## BEGIN Dataset extract
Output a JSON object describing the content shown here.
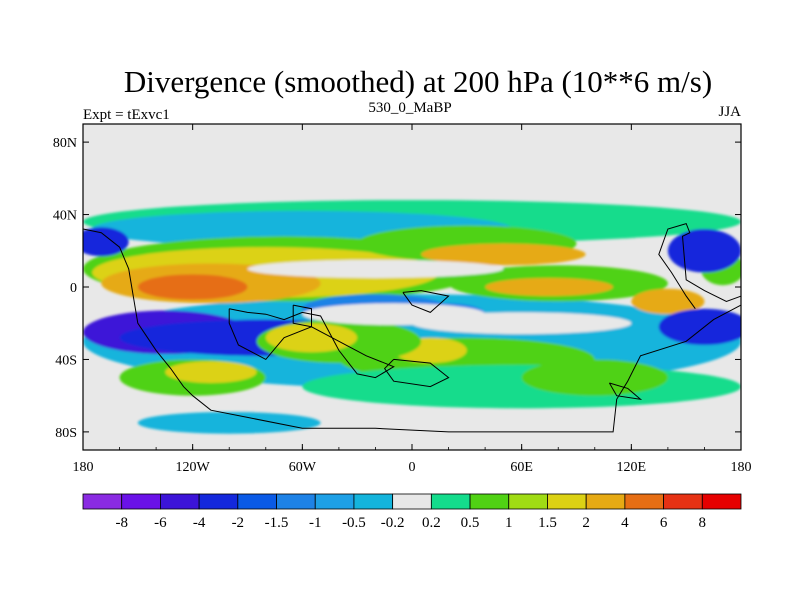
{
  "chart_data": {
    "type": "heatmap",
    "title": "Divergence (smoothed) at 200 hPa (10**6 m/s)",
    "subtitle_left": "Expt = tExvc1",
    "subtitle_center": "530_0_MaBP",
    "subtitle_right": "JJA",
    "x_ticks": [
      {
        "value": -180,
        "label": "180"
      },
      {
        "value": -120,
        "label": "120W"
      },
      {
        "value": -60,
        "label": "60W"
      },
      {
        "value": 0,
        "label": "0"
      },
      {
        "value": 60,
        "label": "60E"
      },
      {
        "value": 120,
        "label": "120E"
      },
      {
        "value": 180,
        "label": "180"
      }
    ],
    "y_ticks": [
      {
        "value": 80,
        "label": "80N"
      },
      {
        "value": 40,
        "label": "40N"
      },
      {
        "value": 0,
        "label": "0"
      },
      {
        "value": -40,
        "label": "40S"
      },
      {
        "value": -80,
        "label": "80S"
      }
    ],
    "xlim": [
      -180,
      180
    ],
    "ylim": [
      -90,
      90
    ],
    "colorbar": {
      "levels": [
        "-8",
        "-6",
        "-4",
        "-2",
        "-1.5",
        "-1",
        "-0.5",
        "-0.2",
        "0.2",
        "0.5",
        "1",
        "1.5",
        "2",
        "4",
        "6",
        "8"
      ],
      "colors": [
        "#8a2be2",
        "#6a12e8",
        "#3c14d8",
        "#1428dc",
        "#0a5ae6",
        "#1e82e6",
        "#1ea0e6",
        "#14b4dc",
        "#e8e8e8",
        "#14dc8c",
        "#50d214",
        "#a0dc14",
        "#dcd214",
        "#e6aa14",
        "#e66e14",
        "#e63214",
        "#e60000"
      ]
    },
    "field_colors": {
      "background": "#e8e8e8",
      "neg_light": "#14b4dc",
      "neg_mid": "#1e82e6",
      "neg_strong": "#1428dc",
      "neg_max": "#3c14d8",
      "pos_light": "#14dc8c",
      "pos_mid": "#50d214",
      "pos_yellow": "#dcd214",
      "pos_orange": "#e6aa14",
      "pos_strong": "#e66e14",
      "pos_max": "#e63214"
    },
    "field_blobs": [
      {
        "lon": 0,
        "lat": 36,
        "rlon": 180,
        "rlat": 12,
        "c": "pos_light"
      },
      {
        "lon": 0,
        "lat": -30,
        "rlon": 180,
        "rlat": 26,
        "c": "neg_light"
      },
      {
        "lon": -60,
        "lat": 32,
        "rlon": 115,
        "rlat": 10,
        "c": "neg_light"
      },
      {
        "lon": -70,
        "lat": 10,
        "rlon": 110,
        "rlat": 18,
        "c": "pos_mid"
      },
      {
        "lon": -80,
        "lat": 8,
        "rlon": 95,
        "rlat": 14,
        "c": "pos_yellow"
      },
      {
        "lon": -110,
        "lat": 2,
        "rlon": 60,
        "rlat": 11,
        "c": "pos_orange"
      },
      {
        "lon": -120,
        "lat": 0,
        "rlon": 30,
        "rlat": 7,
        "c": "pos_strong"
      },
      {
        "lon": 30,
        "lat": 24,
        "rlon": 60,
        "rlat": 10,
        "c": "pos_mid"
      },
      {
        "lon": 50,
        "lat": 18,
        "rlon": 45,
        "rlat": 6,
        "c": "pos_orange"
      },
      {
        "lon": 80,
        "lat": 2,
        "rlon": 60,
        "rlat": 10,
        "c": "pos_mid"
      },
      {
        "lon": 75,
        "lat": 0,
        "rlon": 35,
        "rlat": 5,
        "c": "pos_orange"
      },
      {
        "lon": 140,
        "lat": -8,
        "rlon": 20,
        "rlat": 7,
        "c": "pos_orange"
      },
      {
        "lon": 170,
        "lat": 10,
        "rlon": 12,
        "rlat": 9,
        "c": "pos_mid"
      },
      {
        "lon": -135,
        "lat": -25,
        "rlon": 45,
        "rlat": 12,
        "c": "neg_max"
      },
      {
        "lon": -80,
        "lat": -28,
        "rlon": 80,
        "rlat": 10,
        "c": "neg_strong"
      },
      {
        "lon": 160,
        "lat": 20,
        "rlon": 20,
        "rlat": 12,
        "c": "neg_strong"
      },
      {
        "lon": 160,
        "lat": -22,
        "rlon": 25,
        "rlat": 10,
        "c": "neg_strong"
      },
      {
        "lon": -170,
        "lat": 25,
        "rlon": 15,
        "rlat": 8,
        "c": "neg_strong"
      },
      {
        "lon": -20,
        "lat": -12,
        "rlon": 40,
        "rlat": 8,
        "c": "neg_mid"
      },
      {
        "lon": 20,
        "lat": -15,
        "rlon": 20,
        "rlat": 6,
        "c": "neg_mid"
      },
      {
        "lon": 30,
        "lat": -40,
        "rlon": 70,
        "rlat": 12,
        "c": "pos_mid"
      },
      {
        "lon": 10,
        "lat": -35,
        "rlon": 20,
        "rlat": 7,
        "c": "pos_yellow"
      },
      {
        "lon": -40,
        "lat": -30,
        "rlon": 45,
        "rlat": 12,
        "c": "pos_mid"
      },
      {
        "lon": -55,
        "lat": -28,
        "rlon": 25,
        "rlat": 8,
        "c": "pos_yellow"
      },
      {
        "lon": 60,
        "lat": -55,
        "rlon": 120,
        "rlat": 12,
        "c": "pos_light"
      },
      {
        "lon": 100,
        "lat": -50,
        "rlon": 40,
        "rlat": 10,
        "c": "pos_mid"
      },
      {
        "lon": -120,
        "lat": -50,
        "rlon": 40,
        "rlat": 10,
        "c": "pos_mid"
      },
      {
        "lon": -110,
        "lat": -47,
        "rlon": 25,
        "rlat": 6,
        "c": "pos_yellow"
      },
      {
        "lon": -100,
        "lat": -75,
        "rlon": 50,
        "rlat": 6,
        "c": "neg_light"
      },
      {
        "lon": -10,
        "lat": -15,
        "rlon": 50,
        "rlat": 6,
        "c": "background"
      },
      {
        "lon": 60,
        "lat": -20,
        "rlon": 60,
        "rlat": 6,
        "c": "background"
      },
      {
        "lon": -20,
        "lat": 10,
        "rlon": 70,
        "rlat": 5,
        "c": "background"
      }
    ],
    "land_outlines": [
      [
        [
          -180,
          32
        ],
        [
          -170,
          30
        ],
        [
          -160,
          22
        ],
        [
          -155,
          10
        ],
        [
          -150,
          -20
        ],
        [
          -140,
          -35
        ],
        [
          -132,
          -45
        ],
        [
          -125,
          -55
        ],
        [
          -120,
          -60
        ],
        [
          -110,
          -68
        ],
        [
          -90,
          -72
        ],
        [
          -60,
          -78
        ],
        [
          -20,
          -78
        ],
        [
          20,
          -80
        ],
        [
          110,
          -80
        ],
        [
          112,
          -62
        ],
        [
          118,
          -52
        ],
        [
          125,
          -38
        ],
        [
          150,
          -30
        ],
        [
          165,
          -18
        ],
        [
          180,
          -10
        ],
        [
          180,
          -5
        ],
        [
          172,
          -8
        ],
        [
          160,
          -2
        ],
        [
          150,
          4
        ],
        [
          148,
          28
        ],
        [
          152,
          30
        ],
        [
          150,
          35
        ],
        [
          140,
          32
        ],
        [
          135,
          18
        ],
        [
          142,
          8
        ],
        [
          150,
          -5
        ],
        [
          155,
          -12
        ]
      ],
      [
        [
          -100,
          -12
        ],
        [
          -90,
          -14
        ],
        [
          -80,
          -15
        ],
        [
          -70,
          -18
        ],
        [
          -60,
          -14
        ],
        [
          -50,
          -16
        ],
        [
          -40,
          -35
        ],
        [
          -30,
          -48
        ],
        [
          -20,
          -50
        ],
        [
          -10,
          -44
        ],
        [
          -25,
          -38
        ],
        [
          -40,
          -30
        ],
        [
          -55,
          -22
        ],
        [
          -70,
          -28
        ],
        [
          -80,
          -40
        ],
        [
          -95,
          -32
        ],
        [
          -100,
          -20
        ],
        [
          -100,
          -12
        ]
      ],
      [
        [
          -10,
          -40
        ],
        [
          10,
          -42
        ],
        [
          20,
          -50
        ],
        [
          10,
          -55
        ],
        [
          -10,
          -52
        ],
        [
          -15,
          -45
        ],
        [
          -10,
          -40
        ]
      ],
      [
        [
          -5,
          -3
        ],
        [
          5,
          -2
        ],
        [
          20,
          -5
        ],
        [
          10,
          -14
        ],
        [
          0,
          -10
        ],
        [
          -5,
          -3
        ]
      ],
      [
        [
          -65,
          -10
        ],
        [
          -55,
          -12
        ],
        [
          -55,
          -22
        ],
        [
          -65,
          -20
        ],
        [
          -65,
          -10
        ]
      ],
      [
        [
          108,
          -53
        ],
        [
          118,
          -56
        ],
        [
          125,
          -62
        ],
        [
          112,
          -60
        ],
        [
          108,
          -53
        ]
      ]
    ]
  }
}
## END Dataset extract
## Work to be completed
How many lines in the records above contain the word "label"? Reply with the number alone.

## Written response
12